> Description of the task
Reproduce the listing below without any change.

> Input material
* START *

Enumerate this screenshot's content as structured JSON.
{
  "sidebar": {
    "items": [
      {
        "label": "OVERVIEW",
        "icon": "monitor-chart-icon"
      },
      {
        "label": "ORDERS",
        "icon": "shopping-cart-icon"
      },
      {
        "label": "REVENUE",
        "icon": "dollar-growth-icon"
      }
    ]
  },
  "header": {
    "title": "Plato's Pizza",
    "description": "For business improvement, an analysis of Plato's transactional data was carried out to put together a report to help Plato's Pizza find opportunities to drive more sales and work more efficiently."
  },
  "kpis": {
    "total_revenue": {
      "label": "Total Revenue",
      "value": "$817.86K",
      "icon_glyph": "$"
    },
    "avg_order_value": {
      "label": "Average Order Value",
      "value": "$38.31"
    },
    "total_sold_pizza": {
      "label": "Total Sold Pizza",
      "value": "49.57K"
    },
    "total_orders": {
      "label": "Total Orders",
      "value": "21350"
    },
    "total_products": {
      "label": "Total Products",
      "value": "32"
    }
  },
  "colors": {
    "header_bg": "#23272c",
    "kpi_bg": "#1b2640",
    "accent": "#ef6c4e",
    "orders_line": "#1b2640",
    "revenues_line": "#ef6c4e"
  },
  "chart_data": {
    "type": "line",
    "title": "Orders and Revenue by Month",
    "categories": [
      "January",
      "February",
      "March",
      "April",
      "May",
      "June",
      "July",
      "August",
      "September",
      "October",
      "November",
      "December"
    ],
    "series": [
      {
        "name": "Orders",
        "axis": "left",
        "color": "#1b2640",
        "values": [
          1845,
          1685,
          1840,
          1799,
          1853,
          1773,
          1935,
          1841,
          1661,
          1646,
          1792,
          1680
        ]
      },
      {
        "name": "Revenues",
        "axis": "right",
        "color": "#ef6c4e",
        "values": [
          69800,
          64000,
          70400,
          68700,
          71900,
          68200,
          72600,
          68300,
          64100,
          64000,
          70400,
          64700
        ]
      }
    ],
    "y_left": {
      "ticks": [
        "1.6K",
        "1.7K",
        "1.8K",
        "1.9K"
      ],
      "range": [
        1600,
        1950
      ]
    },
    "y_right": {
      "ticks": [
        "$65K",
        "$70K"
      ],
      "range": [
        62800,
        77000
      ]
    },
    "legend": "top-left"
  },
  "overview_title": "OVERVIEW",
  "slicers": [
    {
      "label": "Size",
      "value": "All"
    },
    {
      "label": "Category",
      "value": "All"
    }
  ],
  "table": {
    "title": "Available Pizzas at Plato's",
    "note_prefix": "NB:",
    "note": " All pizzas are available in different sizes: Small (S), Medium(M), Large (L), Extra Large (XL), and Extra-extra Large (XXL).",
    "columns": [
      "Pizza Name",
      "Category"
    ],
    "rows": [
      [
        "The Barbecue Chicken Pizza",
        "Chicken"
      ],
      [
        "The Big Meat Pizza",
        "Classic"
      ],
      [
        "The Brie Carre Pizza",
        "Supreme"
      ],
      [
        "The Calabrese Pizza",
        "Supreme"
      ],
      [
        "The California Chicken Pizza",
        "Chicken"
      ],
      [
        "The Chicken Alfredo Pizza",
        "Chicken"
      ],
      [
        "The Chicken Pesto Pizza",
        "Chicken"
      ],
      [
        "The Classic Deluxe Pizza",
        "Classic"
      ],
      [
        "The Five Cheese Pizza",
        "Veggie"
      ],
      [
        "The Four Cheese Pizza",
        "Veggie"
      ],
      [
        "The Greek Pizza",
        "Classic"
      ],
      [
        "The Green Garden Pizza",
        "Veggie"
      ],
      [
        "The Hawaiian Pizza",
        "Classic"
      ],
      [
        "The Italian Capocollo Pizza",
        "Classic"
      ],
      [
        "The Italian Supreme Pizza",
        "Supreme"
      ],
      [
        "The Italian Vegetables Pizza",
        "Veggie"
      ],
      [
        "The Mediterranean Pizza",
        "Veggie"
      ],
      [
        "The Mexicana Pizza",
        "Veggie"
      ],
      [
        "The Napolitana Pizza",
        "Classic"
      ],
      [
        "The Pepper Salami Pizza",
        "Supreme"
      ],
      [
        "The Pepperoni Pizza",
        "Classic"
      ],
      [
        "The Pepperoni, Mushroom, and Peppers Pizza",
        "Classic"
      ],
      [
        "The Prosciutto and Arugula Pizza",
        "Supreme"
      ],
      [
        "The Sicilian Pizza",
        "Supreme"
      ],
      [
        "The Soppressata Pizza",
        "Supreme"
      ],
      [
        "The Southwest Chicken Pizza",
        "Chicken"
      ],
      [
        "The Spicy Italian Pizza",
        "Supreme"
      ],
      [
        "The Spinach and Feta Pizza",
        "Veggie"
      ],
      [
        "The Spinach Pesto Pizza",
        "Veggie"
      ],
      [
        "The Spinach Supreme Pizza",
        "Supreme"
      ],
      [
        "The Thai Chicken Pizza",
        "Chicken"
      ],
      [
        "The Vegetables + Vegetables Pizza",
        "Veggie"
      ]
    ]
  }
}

* END *

> Output
Enumerate this screenshot's content as structured JSON.
{
  "sidebar": {
    "items": [
      {
        "label": "OVERVIEW",
        "icon": "monitor-chart-icon"
      },
      {
        "label": "ORDERS",
        "icon": "shopping-cart-icon"
      },
      {
        "label": "REVENUE",
        "icon": "dollar-growth-icon"
      }
    ]
  },
  "header": {
    "title": "Plato's Pizza",
    "description": "For business improvement, an analysis of Plato's transactional data was carried out to put together a report to help Plato's Pizza find opportunities to drive more sales and work more efficiently."
  },
  "kpis": {
    "total_revenue": {
      "label": "Total Revenue",
      "value": "$817.86K",
      "icon_glyph": "$"
    },
    "avg_order_value": {
      "label": "Average Order Value",
      "value": "$38.31"
    },
    "total_sold_pizza": {
      "label": "Total Sold Pizza",
      "value": "49.57K"
    },
    "total_orders": {
      "label": "Total Orders",
      "value": "21350"
    },
    "total_products": {
      "label": "Total Products",
      "value": "32"
    }
  },
  "colors": {
    "header_bg": "#23272c",
    "kpi_bg": "#1b2640",
    "accent": "#ef6c4e",
    "orders_line": "#1b2640",
    "revenues_line": "#ef6c4e"
  },
  "chart_data": {
    "type": "line",
    "title": "Orders and Revenue by Month",
    "categories": [
      "January",
      "February",
      "March",
      "April",
      "May",
      "June",
      "July",
      "August",
      "September",
      "October",
      "November",
      "December"
    ],
    "series": [
      {
        "name": "Orders",
        "axis": "left",
        "color": "#1b2640",
        "values": [
          1845,
          1685,
          1840,
          1799,
          1853,
          1773,
          1935,
          1841,
          1661,
          1646,
          1792,
          1680
        ]
      },
      {
        "name": "Revenues",
        "axis": "right",
        "color": "#ef6c4e",
        "values": [
          69800,
          64000,
          70400,
          68700,
          71900,
          68200,
          72600,
          68300,
          64100,
          64000,
          70400,
          64700
        ]
      }
    ],
    "y_left": {
      "ticks": [
        "1.6K",
        "1.7K",
        "1.8K",
        "1.9K"
      ],
      "range": [
        1600,
        1950
      ]
    },
    "y_right": {
      "ticks": [
        "$65K",
        "$70K"
      ],
      "range": [
        62800,
        77000
      ]
    },
    "legend": "top-left"
  },
  "overview_title": "OVERVIEW",
  "slicers": [
    {
      "label": "Size",
      "value": "All"
    },
    {
      "label": "Category",
      "value": "All"
    }
  ],
  "table": {
    "title": "Available Pizzas at Plato's",
    "note_prefix": "NB:",
    "note": " All pizzas are available in different sizes: Small (S), Medium(M), Large (L), Extra Large (XL), and Extra-extra Large (XXL).",
    "columns": [
      "Pizza Name",
      "Category"
    ],
    "rows": [
      [
        "The Barbecue Chicken Pizza",
        "Chicken"
      ],
      [
        "The Big Meat Pizza",
        "Classic"
      ],
      [
        "The Brie Carre Pizza",
        "Supreme"
      ],
      [
        "The Calabrese Pizza",
        "Supreme"
      ],
      [
        "The California Chicken Pizza",
        "Chicken"
      ],
      [
        "The Chicken Alfredo Pizza",
        "Chicken"
      ],
      [
        "The Chicken Pesto Pizza",
        "Chicken"
      ],
      [
        "The Classic Deluxe Pizza",
        "Classic"
      ],
      [
        "The Five Cheese Pizza",
        "Veggie"
      ],
      [
        "The Four Cheese Pizza",
        "Veggie"
      ],
      [
        "The Greek Pizza",
        "Classic"
      ],
      [
        "The Green Garden Pizza",
        "Veggie"
      ],
      [
        "The Hawaiian Pizza",
        "Classic"
      ],
      [
        "The Italian Capocollo Pizza",
        "Classic"
      ],
      [
        "The Italian Supreme Pizza",
        "Supreme"
      ],
      [
        "The Italian Vegetables Pizza",
        "Veggie"
      ],
      [
        "The Mediterranean Pizza",
        "Veggie"
      ],
      [
        "The Mexicana Pizza",
        "Veggie"
      ],
      [
        "The Napolitana Pizza",
        "Classic"
      ],
      [
        "The Pepper Salami Pizza",
        "Supreme"
      ],
      [
        "The Pepperoni Pizza",
        "Classic"
      ],
      [
        "The Pepperoni, Mushroom, and Peppers Pizza",
        "Classic"
      ],
      [
        "The Prosciutto and Arugula Pizza",
        "Supreme"
      ],
      [
        "The Sicilian Pizza",
        "Supreme"
      ],
      [
        "The Soppressata Pizza",
        "Supreme"
      ],
      [
        "The Southwest Chicken Pizza",
        "Chicken"
      ],
      [
        "The Spicy Italian Pizza",
        "Supreme"
      ],
      [
        "The Spinach and Feta Pizza",
        "Veggie"
      ],
      [
        "The Spinach Pesto Pizza",
        "Veggie"
      ],
      [
        "The Spinach Supreme Pizza",
        "Supreme"
      ],
      [
        "The Thai Chicken Pizza",
        "Chicken"
      ],
      [
        "The Vegetables + Vegetables Pizza",
        "Veggie"
      ]
    ]
  }
}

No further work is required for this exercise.